* Begin INPUT MATERIAL *
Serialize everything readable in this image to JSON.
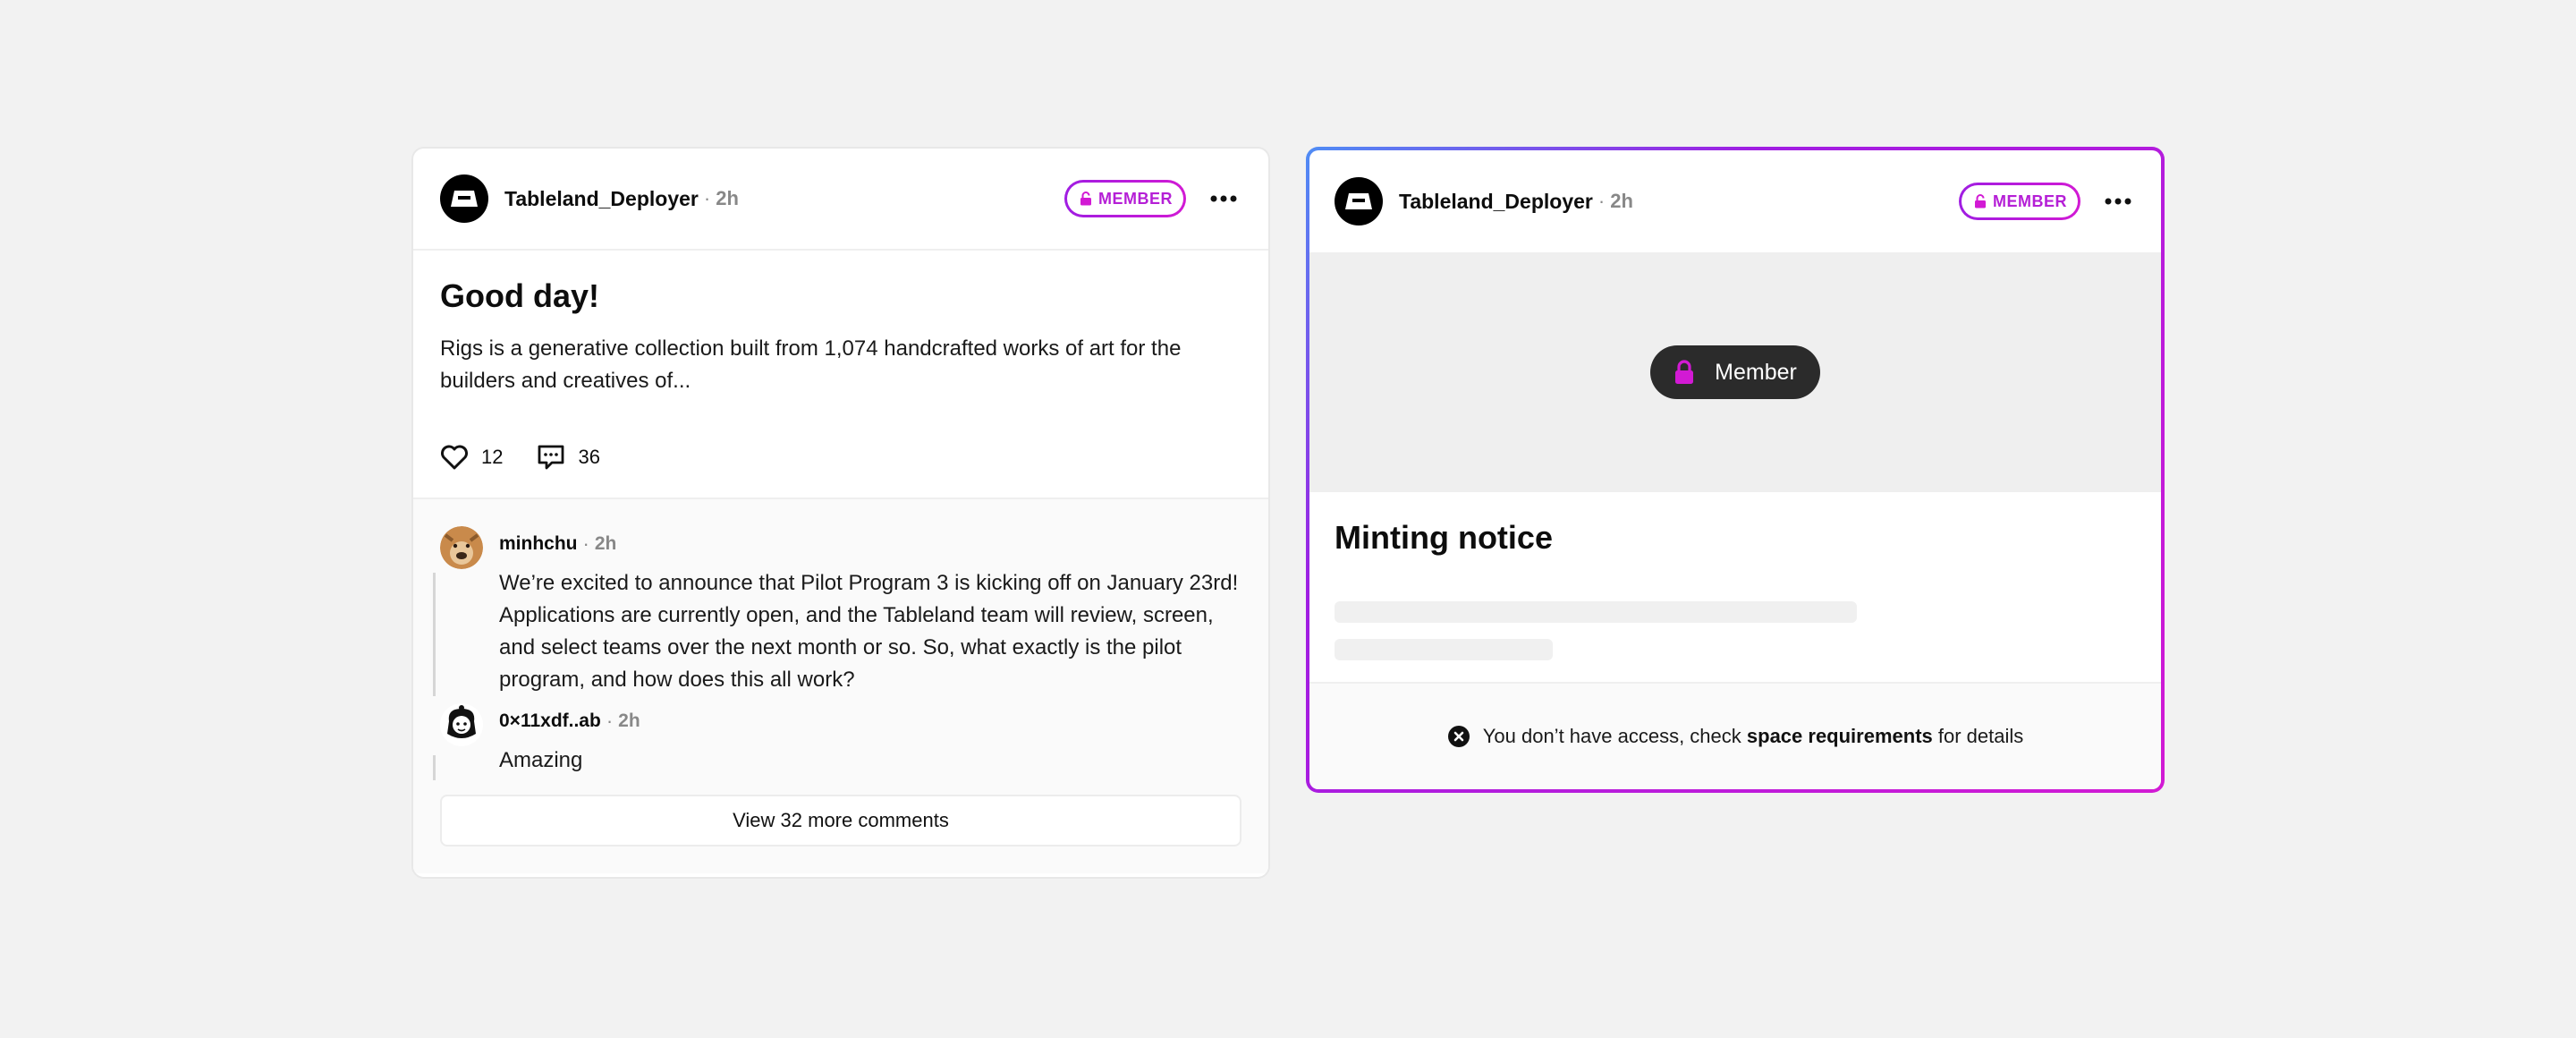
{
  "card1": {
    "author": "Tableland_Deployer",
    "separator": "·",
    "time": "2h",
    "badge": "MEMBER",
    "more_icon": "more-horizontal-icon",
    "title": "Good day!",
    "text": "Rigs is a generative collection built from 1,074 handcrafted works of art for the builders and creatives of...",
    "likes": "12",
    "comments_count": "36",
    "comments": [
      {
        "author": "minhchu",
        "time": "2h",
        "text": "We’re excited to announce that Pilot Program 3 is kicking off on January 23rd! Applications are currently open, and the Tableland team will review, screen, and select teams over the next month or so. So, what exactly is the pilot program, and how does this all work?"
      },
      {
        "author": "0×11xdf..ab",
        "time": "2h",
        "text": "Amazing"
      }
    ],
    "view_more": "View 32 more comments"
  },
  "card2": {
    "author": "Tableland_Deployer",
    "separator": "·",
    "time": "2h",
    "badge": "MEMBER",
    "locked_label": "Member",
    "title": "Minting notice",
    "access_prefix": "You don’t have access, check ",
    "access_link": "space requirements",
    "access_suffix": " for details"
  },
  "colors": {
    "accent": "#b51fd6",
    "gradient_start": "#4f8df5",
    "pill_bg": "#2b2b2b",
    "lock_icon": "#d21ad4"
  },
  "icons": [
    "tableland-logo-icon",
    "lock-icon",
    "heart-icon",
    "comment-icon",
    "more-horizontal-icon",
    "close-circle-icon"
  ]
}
* End INPUT MATERIAL *
* Begin INPUT MATERIAL *
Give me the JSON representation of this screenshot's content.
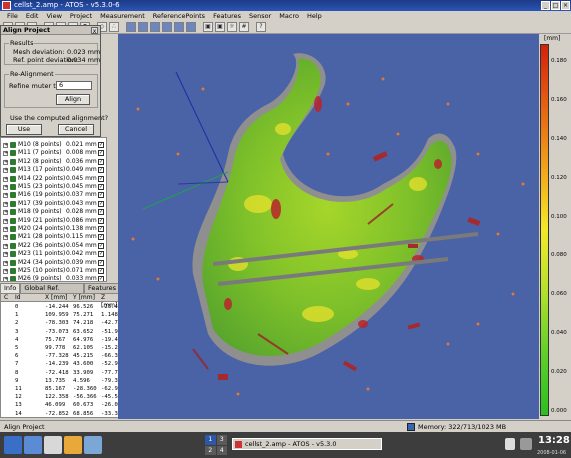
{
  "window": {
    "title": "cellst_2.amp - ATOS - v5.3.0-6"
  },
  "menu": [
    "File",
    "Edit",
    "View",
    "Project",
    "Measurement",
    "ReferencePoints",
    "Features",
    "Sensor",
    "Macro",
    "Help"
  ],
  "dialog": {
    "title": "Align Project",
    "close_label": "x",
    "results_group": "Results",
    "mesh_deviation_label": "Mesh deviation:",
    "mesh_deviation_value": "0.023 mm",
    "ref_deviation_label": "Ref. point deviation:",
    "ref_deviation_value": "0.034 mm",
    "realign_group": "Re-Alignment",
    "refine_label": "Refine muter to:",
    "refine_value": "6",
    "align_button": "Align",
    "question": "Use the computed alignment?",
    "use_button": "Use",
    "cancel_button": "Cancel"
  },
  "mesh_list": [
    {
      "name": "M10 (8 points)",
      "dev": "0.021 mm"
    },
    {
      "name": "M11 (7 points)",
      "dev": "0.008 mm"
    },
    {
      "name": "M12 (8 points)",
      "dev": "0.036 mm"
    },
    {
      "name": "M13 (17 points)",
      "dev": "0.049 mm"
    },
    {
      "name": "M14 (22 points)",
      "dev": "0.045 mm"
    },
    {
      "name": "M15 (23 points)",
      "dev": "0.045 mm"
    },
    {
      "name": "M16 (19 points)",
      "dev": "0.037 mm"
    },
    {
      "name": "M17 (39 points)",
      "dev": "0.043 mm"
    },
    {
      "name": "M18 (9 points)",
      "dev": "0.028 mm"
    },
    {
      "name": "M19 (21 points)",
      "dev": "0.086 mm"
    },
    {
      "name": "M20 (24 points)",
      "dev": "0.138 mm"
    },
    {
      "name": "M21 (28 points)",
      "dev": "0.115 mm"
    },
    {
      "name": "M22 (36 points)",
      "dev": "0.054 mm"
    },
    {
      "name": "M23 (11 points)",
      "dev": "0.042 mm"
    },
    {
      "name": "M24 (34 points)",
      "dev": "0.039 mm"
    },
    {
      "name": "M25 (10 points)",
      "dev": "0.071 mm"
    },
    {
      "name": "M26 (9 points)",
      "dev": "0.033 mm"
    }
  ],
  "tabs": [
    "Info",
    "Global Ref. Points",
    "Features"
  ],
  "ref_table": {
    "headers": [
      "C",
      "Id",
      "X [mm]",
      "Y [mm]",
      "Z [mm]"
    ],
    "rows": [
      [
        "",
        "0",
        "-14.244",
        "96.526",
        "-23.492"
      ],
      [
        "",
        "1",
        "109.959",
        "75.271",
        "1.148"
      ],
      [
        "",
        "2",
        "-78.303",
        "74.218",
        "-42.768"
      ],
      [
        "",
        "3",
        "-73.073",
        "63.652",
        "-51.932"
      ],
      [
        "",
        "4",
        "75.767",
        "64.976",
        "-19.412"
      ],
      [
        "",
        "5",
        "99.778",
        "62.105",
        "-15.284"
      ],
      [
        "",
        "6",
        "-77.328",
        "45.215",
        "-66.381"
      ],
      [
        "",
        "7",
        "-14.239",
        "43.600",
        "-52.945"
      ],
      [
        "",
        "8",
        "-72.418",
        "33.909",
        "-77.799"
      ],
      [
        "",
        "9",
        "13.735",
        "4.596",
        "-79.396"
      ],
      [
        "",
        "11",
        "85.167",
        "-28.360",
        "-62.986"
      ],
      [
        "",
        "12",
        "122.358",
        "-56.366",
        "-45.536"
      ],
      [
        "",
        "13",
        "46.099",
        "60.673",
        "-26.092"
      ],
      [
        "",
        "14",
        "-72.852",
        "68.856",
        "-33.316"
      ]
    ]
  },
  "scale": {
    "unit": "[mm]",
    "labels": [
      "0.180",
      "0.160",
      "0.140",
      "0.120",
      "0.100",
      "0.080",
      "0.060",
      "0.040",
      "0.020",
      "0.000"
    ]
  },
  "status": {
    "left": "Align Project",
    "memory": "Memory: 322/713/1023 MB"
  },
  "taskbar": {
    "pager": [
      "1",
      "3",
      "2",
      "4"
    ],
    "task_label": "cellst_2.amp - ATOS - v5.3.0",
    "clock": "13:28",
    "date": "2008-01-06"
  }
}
* End INPUT MATERIAL *
**TASK BRIEF:** Using the material above, copy every line in which the string "ATOS" occurs.

**SOLUTION FOR THIS PROBLEM:**
    "title": "cellst_2.amp - ATOS - v5.3.0-6"
    "task_label": "cellst_2.amp - ATOS - v5.3.0",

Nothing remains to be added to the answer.